- [WORK TO COMPLETE]:
Give the number of lines in the data that contain "RGPD", and nothing more.

===== PROVIDED DATA =====

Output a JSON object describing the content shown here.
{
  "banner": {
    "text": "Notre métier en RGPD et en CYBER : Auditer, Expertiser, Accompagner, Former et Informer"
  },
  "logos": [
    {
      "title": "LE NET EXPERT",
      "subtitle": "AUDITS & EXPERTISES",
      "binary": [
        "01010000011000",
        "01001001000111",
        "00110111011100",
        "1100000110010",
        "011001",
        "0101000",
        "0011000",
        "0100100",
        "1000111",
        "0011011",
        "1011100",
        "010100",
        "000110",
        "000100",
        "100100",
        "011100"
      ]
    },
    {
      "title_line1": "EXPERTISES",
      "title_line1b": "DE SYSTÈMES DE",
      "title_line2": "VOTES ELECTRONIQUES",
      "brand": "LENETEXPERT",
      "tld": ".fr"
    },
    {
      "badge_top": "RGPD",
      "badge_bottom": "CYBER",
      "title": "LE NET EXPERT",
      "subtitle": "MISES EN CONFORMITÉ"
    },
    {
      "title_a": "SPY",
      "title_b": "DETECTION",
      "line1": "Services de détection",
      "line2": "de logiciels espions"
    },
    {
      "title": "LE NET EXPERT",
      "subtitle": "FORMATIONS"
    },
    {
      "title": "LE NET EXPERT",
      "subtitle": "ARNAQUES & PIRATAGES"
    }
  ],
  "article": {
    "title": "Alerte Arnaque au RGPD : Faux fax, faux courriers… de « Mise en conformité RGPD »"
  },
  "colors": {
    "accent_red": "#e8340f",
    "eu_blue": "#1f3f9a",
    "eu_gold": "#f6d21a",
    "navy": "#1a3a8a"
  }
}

=====

- [THE RESPONSE]:
3